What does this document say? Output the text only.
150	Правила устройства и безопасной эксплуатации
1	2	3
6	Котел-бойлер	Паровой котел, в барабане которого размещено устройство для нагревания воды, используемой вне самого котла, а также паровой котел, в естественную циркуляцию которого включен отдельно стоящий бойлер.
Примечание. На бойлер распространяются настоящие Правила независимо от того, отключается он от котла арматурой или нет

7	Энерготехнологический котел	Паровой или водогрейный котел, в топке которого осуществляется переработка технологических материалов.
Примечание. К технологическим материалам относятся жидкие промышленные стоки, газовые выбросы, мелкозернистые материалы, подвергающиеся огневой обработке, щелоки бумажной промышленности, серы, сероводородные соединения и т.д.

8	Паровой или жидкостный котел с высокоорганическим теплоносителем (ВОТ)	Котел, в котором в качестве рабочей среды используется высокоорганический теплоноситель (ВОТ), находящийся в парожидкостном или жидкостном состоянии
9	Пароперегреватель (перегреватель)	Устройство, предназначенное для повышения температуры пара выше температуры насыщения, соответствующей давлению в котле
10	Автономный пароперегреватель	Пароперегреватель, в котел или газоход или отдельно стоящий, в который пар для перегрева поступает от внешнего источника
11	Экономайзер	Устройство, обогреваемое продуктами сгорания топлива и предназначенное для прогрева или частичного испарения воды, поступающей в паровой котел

- [What you have to do] Out of the material above, select every line that holds the string "котла".

- [Response to this task]
6	Котел-бойлер	Паровой котел, в барабане которого размещено устройство для нагревания воды, используемой вне самого котла, а также паровой котел, в естественную циркуляцию которого включен отдельно стоящий бойлер.
Примечание. На бойлер распространяются настоящие Правила независимо от того, отключается он от котла арматурой или нет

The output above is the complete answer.